DATA EXTRACT:
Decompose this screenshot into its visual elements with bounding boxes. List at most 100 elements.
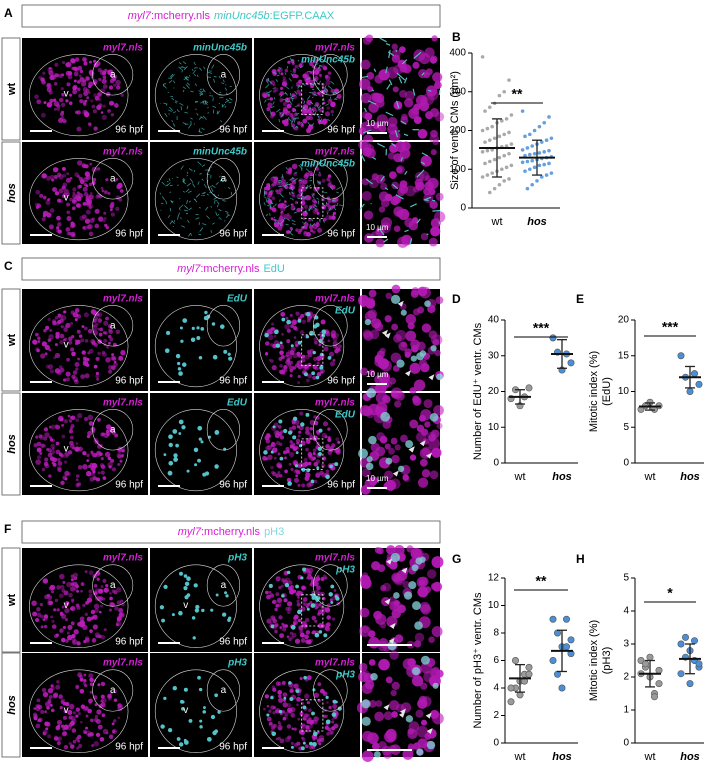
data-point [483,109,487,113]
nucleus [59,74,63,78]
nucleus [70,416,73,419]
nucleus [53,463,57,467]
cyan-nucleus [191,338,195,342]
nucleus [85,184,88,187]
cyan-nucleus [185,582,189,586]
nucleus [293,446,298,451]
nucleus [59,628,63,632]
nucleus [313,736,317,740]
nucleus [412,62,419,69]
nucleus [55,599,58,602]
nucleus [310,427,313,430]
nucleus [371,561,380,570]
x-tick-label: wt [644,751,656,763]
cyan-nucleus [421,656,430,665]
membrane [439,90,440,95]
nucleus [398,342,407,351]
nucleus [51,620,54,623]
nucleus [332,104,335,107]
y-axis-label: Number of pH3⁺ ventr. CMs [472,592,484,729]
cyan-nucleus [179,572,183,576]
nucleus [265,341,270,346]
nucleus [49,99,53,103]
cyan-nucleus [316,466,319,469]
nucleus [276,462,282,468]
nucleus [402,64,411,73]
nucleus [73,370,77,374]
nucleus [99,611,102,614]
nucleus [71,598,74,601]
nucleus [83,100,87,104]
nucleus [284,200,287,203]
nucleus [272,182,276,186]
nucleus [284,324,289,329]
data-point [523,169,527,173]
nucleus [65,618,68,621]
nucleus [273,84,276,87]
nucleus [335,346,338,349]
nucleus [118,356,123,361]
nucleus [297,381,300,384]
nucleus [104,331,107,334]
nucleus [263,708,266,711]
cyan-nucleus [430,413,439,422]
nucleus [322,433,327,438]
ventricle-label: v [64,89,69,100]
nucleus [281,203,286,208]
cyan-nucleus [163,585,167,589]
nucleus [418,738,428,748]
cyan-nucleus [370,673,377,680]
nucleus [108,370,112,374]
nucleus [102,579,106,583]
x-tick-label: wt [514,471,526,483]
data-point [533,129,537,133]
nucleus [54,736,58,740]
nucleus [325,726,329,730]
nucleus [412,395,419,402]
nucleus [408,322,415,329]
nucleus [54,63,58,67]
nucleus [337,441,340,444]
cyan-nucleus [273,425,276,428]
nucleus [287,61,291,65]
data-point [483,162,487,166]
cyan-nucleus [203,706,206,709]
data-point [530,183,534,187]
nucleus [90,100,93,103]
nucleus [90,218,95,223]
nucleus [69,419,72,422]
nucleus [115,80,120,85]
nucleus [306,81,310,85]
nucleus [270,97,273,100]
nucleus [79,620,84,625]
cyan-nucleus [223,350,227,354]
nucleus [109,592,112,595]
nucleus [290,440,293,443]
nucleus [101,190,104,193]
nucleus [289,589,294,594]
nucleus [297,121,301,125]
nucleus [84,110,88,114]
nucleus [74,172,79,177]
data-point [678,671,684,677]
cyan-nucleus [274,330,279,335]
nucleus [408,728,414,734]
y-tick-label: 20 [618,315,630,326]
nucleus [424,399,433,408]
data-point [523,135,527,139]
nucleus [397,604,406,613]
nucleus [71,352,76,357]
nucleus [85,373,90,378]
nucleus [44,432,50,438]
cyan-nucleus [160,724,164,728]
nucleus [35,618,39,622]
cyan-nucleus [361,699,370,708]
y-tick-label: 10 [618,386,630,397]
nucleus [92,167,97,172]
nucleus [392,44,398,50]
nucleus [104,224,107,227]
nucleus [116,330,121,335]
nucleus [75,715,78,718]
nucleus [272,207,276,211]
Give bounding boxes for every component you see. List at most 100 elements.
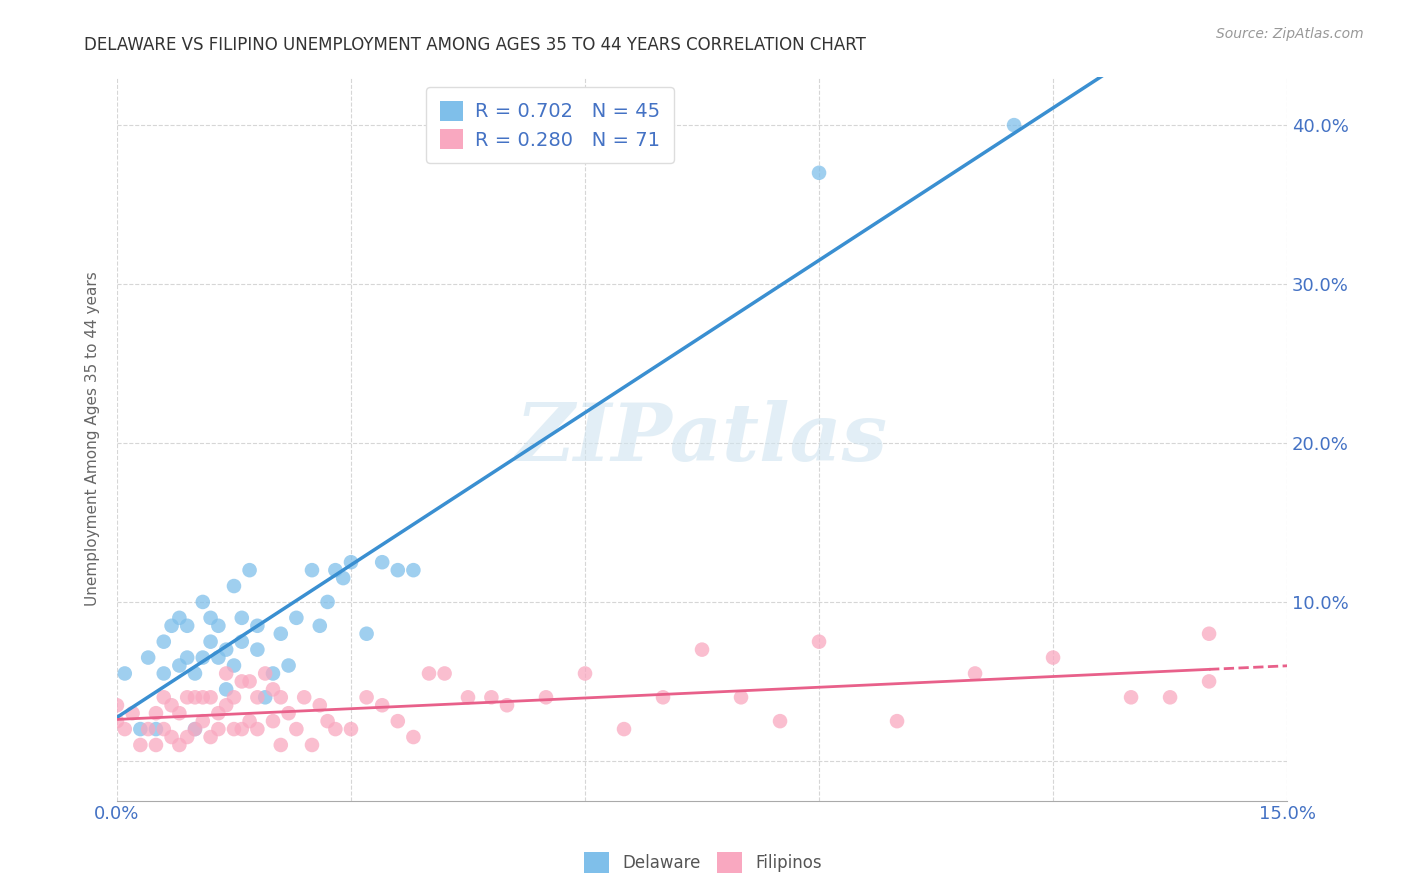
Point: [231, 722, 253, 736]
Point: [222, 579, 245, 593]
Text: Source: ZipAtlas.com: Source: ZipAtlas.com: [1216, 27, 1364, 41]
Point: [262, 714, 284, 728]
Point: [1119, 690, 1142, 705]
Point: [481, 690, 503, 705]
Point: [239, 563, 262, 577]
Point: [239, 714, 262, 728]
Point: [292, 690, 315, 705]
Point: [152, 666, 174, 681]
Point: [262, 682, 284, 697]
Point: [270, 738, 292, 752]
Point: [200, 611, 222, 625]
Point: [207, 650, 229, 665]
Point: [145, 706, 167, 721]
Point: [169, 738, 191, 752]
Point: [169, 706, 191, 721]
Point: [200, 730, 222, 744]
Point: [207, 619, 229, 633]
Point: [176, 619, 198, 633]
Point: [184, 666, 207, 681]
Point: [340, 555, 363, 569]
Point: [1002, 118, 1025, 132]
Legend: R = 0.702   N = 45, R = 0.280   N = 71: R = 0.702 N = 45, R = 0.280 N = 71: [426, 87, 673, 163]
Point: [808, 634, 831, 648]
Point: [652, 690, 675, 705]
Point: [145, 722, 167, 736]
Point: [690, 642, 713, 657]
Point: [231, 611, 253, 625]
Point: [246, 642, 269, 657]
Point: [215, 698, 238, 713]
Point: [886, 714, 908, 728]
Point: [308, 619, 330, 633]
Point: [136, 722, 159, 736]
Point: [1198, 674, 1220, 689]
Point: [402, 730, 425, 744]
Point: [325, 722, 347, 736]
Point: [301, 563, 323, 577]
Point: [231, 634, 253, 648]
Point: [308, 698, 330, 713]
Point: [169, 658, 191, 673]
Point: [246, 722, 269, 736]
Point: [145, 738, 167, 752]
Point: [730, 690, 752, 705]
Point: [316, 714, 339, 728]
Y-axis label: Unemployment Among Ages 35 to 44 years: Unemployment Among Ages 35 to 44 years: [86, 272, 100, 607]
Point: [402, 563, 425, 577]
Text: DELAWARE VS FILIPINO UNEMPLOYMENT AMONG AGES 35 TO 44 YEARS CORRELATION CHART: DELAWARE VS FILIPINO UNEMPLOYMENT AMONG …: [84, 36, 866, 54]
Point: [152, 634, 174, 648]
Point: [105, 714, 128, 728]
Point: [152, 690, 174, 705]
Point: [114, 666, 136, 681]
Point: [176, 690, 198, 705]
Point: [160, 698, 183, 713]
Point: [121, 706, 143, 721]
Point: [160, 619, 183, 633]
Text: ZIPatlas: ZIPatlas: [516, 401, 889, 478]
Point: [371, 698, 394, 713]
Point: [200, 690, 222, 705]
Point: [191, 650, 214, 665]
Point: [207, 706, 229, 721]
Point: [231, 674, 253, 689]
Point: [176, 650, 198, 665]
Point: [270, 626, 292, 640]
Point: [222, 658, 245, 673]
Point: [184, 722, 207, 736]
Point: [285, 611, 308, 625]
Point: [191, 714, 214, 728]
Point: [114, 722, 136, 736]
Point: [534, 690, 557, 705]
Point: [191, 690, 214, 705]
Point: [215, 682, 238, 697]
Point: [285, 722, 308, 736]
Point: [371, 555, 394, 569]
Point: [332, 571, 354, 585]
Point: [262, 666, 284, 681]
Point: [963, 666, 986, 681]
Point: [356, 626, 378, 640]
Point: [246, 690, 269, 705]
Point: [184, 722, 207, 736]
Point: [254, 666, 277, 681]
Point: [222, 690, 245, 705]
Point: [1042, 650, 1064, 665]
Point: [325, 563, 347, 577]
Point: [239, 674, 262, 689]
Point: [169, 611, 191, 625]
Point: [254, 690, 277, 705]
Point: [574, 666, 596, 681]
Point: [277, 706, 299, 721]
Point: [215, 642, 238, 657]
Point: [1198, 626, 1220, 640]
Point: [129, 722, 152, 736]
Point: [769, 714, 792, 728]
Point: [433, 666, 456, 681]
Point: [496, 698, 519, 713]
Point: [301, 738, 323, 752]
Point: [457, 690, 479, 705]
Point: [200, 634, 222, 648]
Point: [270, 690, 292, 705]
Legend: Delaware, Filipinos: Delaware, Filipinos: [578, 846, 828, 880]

==

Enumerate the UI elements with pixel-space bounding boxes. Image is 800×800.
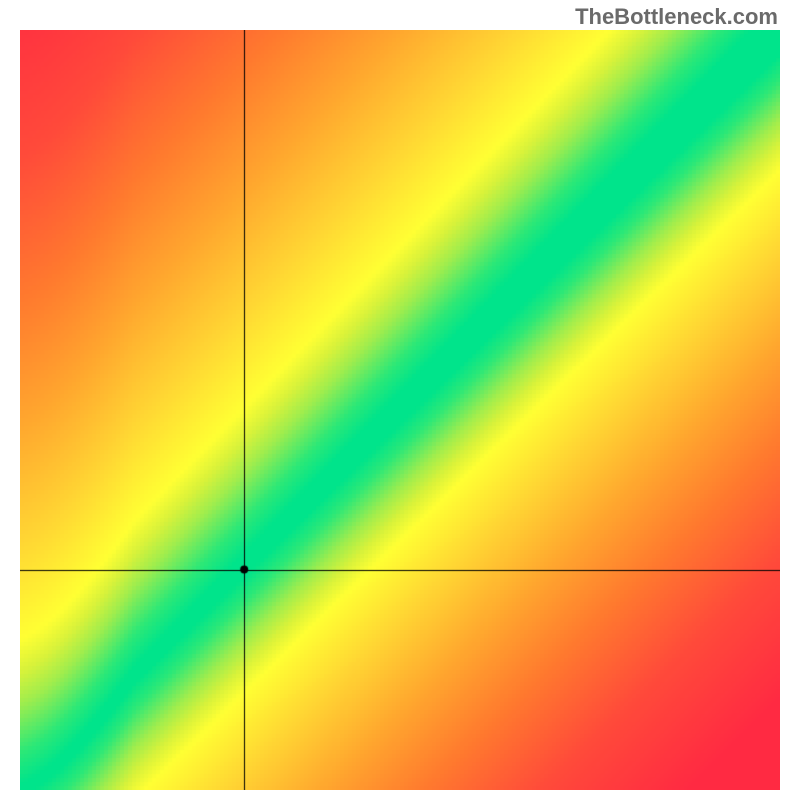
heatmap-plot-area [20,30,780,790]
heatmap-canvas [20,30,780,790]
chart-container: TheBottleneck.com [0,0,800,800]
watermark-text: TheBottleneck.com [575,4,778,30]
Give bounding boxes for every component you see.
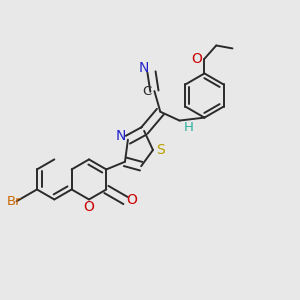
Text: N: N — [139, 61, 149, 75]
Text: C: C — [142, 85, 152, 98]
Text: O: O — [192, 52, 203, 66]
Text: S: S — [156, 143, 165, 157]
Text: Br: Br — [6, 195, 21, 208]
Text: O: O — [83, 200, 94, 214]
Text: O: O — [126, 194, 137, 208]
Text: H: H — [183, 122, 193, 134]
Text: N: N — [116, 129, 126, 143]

...

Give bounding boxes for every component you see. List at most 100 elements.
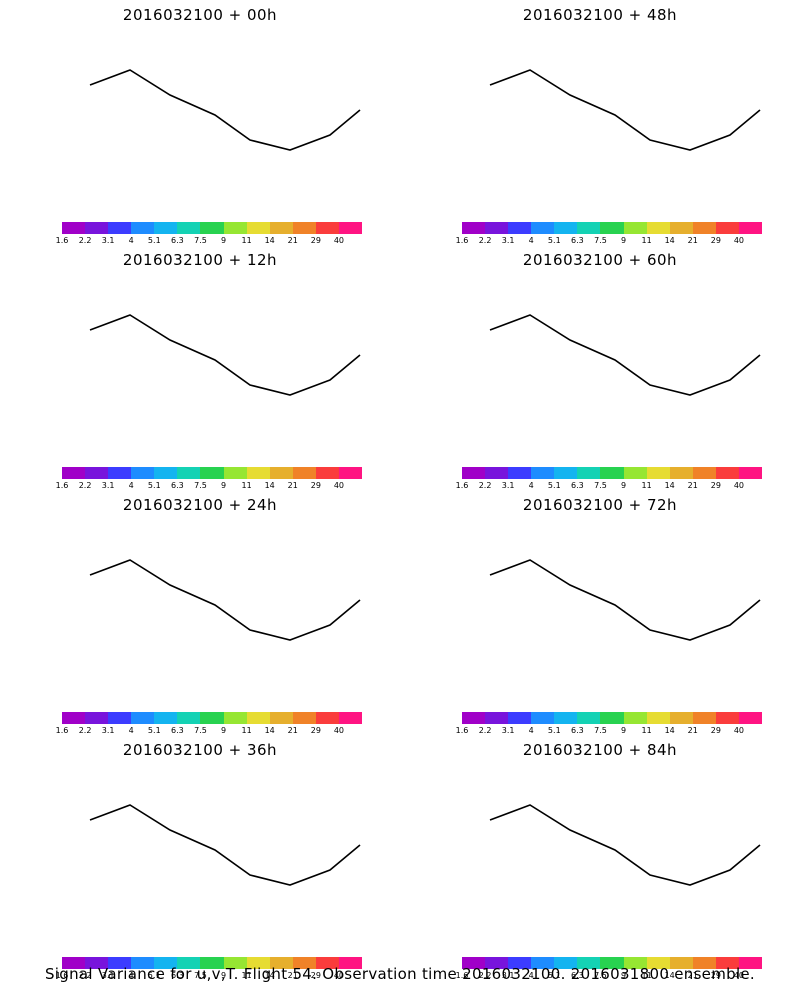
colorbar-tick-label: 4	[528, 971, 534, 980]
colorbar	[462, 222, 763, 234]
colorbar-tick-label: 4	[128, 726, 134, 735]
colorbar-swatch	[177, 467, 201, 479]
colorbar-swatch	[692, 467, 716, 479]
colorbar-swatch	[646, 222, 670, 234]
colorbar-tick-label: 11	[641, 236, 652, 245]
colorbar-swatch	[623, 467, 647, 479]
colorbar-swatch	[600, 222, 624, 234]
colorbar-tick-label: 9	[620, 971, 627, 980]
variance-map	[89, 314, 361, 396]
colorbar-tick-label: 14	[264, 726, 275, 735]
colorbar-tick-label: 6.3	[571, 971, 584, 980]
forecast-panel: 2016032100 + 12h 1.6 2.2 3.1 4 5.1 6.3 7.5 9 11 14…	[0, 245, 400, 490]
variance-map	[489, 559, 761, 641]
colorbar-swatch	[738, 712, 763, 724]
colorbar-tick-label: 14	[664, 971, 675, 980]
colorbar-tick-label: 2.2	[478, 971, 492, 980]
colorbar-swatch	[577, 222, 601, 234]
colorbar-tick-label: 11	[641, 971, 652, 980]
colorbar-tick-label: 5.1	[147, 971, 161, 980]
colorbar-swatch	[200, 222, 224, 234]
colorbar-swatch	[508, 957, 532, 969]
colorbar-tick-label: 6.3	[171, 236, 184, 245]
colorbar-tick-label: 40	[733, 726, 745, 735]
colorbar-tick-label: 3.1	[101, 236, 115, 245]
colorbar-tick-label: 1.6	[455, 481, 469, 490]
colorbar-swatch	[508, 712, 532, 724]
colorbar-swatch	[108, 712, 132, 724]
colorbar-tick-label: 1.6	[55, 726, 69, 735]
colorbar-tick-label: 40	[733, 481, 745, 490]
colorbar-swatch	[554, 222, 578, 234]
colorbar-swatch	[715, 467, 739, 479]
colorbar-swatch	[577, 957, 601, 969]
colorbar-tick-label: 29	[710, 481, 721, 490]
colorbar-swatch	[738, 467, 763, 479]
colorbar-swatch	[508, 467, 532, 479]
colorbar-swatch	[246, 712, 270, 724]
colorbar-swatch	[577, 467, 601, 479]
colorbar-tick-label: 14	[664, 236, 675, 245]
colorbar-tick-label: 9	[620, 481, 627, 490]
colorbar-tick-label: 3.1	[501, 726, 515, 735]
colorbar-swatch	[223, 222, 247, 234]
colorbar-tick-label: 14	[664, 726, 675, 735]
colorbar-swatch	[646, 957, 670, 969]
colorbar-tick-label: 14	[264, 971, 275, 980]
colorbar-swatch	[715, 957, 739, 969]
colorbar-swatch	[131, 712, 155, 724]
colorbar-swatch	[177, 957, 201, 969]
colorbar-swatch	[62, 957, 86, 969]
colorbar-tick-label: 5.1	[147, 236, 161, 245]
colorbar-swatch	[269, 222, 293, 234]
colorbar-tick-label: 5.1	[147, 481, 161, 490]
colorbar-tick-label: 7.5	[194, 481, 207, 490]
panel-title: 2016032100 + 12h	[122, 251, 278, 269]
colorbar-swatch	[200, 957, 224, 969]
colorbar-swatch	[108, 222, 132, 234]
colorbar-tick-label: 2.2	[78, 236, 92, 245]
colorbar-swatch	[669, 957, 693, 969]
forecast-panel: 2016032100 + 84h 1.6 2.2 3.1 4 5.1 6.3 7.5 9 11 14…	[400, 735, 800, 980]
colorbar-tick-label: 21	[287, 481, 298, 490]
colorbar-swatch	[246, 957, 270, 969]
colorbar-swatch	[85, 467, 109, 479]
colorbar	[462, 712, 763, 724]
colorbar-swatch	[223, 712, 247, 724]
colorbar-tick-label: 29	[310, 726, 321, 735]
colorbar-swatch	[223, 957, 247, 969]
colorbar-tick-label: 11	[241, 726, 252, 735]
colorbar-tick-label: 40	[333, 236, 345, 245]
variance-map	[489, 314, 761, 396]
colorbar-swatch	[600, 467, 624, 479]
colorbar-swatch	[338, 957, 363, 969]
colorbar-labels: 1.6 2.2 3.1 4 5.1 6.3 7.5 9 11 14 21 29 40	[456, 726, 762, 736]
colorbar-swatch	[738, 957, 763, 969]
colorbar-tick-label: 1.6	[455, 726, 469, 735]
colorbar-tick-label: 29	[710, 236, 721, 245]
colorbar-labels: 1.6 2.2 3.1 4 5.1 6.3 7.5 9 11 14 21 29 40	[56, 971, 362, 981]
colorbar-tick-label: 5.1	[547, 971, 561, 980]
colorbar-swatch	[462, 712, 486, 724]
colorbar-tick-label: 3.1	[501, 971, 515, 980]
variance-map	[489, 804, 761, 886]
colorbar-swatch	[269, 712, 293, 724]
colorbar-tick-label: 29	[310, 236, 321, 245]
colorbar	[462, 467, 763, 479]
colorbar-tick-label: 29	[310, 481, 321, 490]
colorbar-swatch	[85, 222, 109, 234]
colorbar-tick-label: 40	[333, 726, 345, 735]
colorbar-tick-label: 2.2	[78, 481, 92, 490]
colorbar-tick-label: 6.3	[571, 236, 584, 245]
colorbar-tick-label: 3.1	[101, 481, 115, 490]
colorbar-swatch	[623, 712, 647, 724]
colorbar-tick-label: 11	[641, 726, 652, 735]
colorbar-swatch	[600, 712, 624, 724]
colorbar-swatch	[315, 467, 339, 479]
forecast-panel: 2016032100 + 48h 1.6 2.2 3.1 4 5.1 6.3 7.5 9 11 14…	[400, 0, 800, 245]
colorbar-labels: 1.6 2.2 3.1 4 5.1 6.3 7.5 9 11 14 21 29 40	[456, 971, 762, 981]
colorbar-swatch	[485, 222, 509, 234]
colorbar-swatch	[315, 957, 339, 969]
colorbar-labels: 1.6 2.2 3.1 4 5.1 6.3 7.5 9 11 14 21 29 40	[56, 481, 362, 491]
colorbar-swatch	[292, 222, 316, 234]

GOAL:
Give the items above, from the line with "Decompose this screenshot" up to and including the line with "nucleus [51,620,54,623]", as a Markdown table with the columns No. and Entry, numbering each line in its own row. Omit blank lines and leave the picture out.

EXERCISE RESPONSE:
| No. | Entry |
|---|---|
| 1 | Decompose this screenshot into its visual elements with bounding boxes. List at most 100 elements. |
| 2 | data-point [483,109,487,113] |
| 3 | nucleus [59,74,63,78] |
| 4 | nucleus [70,416,73,419] |
| 5 | nucleus [53,463,57,467] |
| 6 | cyan-nucleus [191,338,195,342] |
| 7 | nucleus [85,184,88,187] |
| 8 | cyan-nucleus [185,582,189,586] |
| 9 | nucleus [293,446,298,451] |
| 10 | nucleus [59,628,63,632] |
| 11 | nucleus [313,736,317,740] |
| 12 | nucleus [412,62,419,69] |
| 13 | nucleus [55,599,58,602] |
| 14 | nucleus [310,427,313,430] |
| 15 | nucleus [371,561,380,570] |
| 16 | x-tick-label: wt [644,751,656,763] |
| 17 | cyan-nucleus [421,656,430,665] |
| 18 | membrane [439,90,440,95] |
| 19 | nucleus [398,342,407,351] |
| 20 | nucleus [51,620,54,623] |